• **WHAT TO WORK ON**
Keep every line where the word "Mutual" appears; drop the rest.

========

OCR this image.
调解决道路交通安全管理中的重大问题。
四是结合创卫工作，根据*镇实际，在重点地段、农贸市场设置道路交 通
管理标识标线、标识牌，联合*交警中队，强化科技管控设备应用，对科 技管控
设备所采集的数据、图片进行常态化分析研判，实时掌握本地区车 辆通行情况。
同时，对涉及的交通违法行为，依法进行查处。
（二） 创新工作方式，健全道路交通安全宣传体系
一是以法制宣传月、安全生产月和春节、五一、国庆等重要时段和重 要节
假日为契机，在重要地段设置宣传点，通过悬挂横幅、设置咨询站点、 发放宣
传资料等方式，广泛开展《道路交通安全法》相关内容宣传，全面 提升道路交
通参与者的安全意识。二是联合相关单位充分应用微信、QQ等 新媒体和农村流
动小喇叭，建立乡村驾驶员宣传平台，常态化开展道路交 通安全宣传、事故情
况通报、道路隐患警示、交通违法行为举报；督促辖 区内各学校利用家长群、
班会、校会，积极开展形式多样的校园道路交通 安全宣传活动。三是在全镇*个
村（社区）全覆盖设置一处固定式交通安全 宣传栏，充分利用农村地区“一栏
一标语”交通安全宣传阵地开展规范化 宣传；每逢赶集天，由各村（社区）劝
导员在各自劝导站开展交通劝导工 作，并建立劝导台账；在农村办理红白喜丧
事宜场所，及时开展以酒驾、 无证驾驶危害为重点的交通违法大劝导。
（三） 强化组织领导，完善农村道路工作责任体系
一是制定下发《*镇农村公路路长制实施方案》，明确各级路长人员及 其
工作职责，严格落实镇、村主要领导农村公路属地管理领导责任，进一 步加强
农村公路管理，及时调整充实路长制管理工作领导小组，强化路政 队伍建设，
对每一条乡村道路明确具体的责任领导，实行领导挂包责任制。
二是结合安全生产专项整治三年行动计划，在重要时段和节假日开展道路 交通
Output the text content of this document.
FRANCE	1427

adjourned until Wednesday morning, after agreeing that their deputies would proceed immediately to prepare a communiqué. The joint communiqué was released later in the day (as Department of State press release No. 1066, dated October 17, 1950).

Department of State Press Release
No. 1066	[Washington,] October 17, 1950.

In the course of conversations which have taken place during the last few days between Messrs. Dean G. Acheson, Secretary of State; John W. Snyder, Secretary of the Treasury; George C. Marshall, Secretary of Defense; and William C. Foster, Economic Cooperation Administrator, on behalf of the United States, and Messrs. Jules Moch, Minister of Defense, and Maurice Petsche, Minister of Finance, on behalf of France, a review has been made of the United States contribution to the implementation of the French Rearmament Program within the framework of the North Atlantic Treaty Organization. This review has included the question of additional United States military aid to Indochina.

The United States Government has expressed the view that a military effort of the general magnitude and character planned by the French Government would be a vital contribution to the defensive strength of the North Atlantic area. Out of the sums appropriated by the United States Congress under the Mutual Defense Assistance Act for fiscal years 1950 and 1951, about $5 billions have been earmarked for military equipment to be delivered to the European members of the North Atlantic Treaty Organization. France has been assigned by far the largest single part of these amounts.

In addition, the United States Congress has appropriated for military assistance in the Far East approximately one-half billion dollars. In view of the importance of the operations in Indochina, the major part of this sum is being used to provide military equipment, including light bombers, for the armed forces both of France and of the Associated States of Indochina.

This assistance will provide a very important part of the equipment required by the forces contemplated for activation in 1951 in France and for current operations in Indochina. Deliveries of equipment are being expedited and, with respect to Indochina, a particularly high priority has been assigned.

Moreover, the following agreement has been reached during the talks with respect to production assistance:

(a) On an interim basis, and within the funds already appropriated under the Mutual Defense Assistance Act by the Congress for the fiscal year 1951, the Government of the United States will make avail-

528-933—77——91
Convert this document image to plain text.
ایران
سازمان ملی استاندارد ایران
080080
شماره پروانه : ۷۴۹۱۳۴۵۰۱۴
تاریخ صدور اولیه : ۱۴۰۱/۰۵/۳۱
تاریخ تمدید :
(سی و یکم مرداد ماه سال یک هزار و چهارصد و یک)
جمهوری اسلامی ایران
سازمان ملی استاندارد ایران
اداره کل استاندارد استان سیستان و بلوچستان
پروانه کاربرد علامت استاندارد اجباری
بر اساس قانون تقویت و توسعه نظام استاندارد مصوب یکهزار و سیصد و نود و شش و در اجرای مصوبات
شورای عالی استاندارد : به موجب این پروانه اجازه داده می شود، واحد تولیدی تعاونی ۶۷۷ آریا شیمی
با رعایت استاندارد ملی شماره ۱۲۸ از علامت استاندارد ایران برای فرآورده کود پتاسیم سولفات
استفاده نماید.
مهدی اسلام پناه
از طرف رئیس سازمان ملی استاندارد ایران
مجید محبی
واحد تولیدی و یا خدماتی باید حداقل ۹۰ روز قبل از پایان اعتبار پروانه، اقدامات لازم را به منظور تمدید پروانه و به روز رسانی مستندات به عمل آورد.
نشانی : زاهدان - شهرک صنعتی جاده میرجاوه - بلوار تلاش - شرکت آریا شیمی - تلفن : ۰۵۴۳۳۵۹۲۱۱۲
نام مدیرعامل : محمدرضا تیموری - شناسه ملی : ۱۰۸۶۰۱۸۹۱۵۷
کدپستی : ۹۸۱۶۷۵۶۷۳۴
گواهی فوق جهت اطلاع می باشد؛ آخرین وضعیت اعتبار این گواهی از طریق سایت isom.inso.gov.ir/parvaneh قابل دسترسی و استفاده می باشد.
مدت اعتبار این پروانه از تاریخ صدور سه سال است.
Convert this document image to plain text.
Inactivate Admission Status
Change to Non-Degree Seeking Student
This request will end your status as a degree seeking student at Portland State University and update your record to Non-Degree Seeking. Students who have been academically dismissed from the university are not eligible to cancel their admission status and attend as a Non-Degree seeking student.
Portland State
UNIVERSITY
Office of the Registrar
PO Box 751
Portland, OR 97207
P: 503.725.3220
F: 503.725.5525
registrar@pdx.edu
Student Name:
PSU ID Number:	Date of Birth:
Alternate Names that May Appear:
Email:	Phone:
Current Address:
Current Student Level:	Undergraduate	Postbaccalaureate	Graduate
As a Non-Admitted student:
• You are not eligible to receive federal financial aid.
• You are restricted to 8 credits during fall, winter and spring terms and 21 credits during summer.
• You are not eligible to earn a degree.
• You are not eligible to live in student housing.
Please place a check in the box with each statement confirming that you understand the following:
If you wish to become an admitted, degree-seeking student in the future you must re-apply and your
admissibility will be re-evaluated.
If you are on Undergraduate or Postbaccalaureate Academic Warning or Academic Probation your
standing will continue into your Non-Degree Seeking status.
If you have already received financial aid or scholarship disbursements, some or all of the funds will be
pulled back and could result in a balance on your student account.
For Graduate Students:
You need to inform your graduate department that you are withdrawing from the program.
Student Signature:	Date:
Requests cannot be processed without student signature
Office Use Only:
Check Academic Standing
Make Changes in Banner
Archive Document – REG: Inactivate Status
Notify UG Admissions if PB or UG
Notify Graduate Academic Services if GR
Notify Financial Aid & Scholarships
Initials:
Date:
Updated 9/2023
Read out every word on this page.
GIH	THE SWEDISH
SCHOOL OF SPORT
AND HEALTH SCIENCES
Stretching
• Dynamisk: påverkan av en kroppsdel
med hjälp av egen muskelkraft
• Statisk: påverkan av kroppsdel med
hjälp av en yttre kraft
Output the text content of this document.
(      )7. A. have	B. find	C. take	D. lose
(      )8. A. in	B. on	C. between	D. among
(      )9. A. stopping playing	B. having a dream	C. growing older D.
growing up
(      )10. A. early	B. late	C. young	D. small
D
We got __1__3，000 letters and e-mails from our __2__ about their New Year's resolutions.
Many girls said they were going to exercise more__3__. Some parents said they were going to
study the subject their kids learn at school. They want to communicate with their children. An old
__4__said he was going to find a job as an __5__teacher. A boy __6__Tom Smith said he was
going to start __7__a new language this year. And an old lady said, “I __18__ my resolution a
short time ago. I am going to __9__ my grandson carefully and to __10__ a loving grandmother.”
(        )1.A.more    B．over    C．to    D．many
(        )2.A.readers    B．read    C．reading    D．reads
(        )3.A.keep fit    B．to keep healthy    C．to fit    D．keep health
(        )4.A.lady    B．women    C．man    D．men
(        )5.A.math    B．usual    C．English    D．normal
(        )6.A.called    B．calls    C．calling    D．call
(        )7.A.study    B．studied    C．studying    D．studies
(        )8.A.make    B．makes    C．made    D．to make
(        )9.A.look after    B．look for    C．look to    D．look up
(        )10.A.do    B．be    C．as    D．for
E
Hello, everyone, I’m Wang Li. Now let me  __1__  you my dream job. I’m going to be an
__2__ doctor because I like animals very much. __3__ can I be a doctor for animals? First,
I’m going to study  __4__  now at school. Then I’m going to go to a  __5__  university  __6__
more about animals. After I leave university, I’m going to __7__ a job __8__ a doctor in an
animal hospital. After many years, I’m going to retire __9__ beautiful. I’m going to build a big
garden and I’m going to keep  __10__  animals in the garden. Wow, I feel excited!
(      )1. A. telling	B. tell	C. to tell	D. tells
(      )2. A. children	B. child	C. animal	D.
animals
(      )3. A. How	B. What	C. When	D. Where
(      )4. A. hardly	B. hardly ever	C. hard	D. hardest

========

• **FINISHED ANSWER**
The United States Government has expressed the view that a military effort of the general magnitude and character planned by the French Government would be a vital contribution to the defensive strength of the North Atlantic area. Out of the sums appropriated by the United States Congress under the Mutual Defense Assistance Act for fiscal years 1950 and 1951, about $5 billions have been earmarked for military equipment to be delivered to the European members of the North Atlantic Treaty Organization. France has been assigned by far the largest single part of these amounts.
(a) On an interim basis, and within the funds already appropriated under the Mutual Defense Assistance Act by the Congress for the fiscal year 1951, the Government of the United States will make avail-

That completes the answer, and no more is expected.